__TASK TO CARRY OUT__
Show each line from the listing that includes the word "screenshot".

__ENTRIES PROVIDED__
------------------------------------------------
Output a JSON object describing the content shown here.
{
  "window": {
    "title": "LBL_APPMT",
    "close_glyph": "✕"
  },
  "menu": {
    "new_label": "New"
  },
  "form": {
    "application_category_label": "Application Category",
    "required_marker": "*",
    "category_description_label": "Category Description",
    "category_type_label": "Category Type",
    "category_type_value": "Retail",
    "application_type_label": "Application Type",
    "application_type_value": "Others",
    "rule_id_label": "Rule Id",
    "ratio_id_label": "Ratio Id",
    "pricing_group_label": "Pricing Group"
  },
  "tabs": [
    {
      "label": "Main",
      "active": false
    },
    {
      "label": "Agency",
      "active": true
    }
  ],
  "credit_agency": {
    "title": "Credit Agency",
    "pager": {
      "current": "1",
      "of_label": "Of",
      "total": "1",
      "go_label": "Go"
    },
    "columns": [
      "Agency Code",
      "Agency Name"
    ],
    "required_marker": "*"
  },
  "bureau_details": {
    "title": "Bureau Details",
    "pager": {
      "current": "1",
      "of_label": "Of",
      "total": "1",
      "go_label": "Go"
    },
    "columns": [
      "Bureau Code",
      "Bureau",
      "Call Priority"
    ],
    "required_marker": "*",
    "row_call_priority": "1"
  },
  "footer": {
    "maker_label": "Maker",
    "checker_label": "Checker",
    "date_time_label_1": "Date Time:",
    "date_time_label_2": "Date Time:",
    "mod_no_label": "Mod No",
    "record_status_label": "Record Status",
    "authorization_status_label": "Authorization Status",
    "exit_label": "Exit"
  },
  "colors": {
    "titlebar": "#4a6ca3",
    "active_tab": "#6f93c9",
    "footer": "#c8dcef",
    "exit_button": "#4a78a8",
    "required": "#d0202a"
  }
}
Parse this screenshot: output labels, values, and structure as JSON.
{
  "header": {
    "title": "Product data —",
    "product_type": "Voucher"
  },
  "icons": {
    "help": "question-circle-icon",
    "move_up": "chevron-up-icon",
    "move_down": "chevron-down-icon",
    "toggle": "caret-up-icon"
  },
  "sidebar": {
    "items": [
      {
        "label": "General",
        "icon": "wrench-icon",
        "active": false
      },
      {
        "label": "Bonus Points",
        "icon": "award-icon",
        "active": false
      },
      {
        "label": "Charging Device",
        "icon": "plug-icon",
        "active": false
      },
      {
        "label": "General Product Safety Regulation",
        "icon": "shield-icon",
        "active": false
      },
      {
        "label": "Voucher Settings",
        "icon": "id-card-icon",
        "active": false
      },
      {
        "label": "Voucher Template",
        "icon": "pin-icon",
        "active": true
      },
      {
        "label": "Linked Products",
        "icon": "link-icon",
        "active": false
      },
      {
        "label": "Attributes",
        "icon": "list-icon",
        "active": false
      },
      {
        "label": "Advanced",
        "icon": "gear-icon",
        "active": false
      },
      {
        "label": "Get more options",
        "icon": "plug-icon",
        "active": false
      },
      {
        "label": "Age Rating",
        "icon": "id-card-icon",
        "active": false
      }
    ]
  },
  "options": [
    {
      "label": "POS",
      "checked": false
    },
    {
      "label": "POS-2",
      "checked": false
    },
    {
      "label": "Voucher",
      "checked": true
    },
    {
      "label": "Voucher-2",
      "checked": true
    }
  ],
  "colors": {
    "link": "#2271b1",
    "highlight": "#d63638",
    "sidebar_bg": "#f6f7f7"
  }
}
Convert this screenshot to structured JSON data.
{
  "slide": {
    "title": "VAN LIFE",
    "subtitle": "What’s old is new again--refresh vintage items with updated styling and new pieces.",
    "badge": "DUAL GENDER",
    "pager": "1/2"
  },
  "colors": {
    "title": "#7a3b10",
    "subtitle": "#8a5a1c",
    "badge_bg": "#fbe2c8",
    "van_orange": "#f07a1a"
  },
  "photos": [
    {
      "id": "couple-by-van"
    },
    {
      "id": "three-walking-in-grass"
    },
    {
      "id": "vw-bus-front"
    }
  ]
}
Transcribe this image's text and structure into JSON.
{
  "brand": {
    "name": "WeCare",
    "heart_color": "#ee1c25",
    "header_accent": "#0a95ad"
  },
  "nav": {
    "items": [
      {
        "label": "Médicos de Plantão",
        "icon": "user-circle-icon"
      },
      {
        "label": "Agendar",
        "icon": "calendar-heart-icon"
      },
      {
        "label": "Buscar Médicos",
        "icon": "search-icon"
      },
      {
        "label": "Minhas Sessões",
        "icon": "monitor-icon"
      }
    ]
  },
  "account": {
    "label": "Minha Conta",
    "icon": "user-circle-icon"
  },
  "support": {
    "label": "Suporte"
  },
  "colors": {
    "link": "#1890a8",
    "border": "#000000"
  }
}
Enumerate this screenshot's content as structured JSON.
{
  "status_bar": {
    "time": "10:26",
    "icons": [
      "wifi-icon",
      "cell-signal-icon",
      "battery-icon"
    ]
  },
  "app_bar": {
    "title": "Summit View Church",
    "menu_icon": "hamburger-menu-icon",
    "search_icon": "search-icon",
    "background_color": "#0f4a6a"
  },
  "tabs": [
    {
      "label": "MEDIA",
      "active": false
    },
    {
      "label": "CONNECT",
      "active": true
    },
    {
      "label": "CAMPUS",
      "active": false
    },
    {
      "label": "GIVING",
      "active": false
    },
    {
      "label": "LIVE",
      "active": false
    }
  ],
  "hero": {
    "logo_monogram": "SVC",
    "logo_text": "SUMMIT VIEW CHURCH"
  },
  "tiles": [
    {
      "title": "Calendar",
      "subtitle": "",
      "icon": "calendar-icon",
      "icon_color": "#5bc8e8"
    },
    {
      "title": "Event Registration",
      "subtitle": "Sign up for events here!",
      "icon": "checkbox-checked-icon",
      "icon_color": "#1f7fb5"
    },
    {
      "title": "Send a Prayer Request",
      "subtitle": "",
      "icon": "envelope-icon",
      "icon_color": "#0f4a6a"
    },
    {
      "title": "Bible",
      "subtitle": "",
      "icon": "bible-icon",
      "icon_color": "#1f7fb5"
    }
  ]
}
------------------------------------------------
__EXPECTED OUTPUT__
Parse this screenshot: output labels, values, and structure as JSON.
Convert this screenshot to structured JSON data.
Enumerate this screenshot's content as structured JSON.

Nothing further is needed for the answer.